Review the material line by line. Identify and copy every line that contains the string "تغییر".

________________________________________

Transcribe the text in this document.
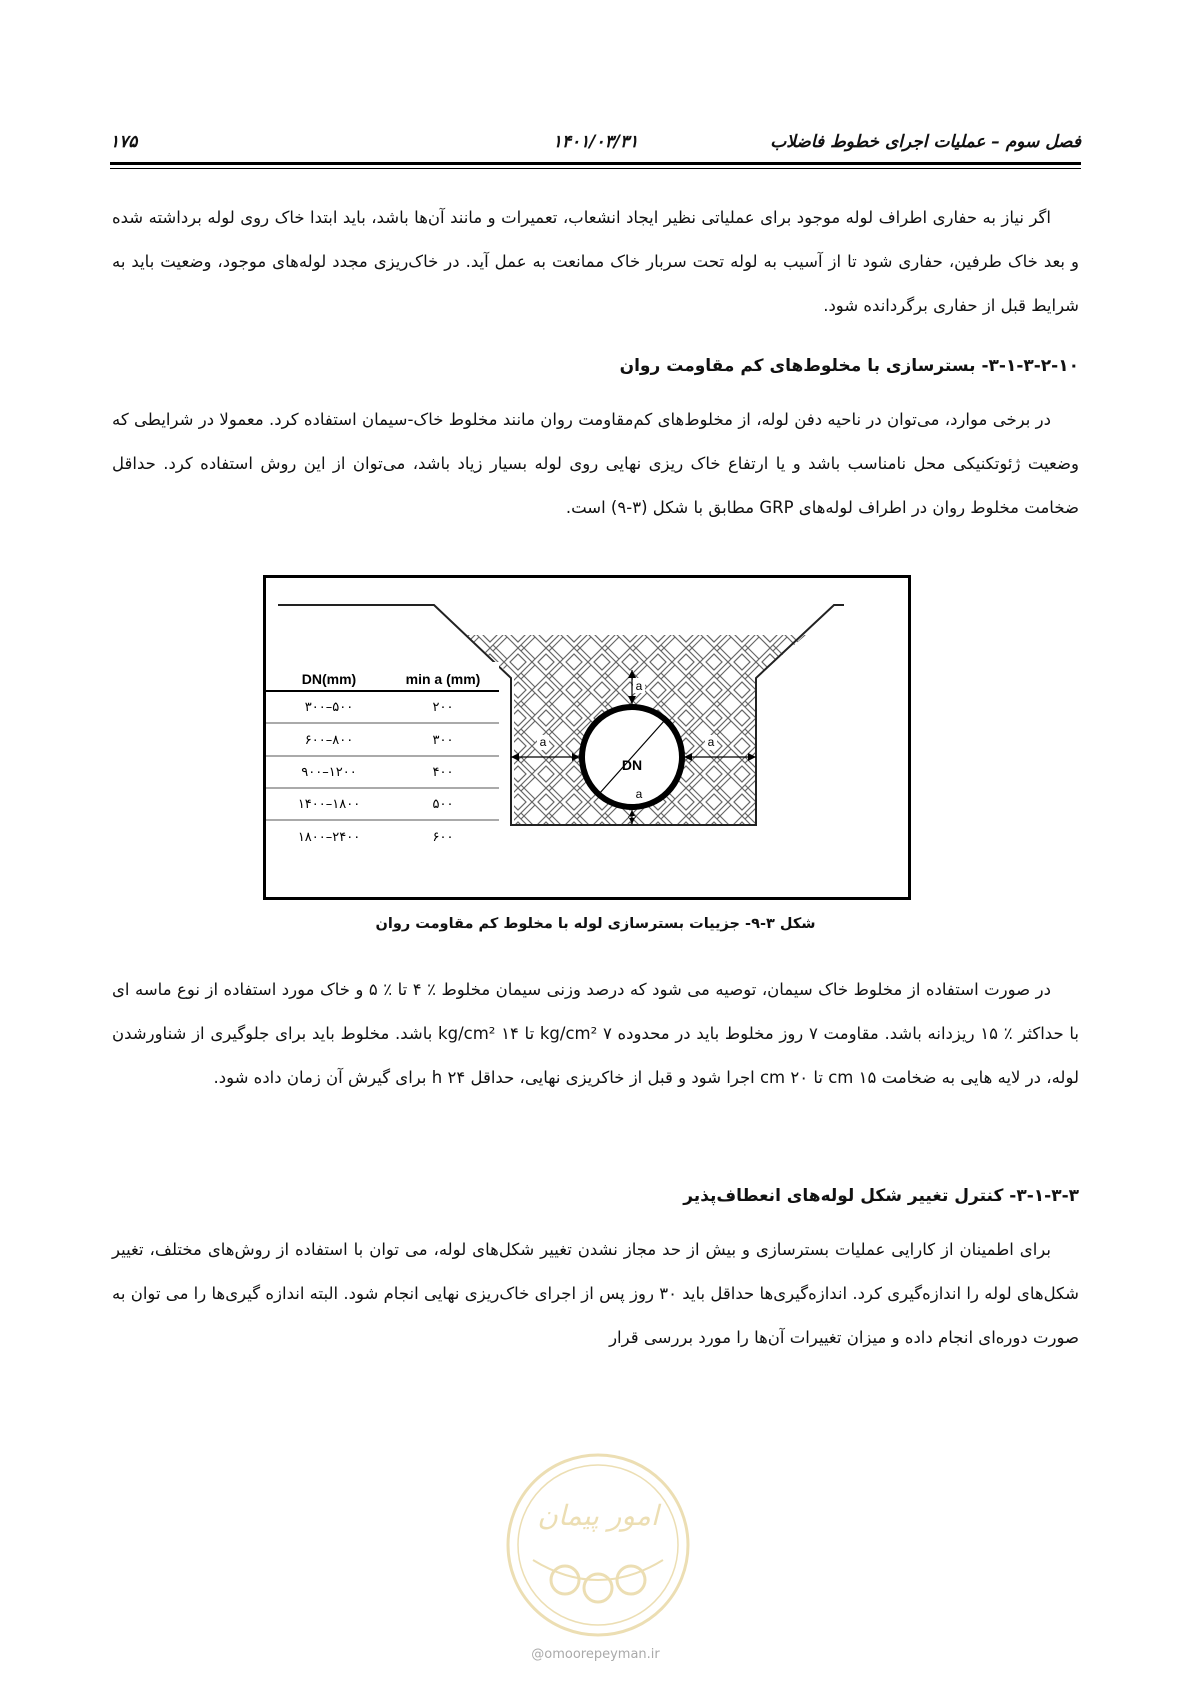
فصل سوم – عملیات اجرای خطوط فاضلاب
۱۴۰۱/۰۳/۳۱
۱۷۵
اگر نیاز به حفاری اطراف لوله موجود برای عملیاتی نظیر ایجاد انشعاب، تعمیرات و مانند آن‌ها باشد، باید ابتدا خاک روی لوله برداشته شده و بعد خاک طرفین، حفاری شود تا از آسیب به لوله تحت سربار خاک ممانعت به عمل آید. در خاک‌ریزی مجدد لوله‌های موجود، وضعیت باید به شرایط قبل از حفاری برگردانده شود.
۳-۱-۳-۲-۱۰- بسترسازی با مخلوط‌های کم مقاومت روان
در برخی موارد، می‌توان در ناحیه دفن لوله، از مخلوط‌های کم‌مقاومت روان مانند مخلوط خاک-سیمان استفاده کرد. معمولا در شرایطی که وضعیت ژئوتکنیکی محل نامناسب باشد و یا ارتفاع خاک ریزی نهایی روی لوله بسیار زیاد باشد، می‌توان از این روش استفاده کرد. حداقل ضخامت مخلوط روان در اطراف لوله‌های GRP مطابق با شکل (۳-۹) است.
DN
a
a
a	a
DN(mm)	min a (mm)
۳۰۰–۵۰۰	۲۰۰
۶۰۰–۸۰۰	۳۰۰
۹۰۰–۱۲۰۰	۴۰۰
۱۴۰۰–۱۸۰۰	۵۰۰
۱۸۰۰–۲۴۰۰	۶۰۰
شکل ۳-۹- جزییات بسترسازی لوله با مخلوط کم مقاومت روان
در صورت استفاده از مخلوط خاک سیمان، توصیه می شود که درصد وزنی سیمان مخلوط ٪ ۴ تا ٪ ۵ و خاک مورد استفاده از نوع ماسه ای با حداکثر ٪ ۱۵ ریزدانه باشد. مقاومت ۷ روز مخلوط باید در محدوده ۷ kg/cm² تا ۱۴ kg/cm² باشد. مخلوط باید برای جلوگیری از شناورشدن لوله، در لایه هایی به ضخامت ۱۵ cm تا ۲۰ cm اجرا شود و قبل از خاکریزی نهایی، حداقل ۲۴ h برای گیرش آن زمان داده شود.
۳-۱-۳-۳- کنترل تغییر شکل لوله‌های انعطاف‌پذیر
برای اطمینان از کارایی عملیات بسترسازی و بیش از حد مجاز نشدن تغییر شکل‌های لوله، می توان با استفاده از روش‌های مختلف، تغییر شکل‌های لوله را اندازه‌گیری کرد. اندازه‌گیری‌ها حداقل باید ۳۰ روز پس از اجرای خاک‌ریزی نهایی انجام شود. البته اندازه گیری‌ها را می توان به صورت دوره‌ای انجام داده و میزان تغییرات آن‌ها را مورد بررسی قرار
امور پیمان
@omoorepeyman.ir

________________________________________

### CORRECT ANSWER
۳-۱-۳-۳- کنترل تغییر شکل لوله‌های انعطاف‌پذیر
برای اطمینان از کارایی عملیات بسترسازی و بیش از حد مجاز نشدن تغییر شکل‌های لوله، می توان با استفاده از روش‌های مختلف، تغییر شکل‌های لوله را اندازه‌گیری کرد. اندازه‌گیری‌ها حداقل باید ۳۰ روز پس از اجرای خاک‌ریزی نهایی انجام شود. البته اندازه گیری‌ها را می توان به صورت دوره‌ای انجام داده و میزان تغییرات آن‌ها را مورد بررسی قرار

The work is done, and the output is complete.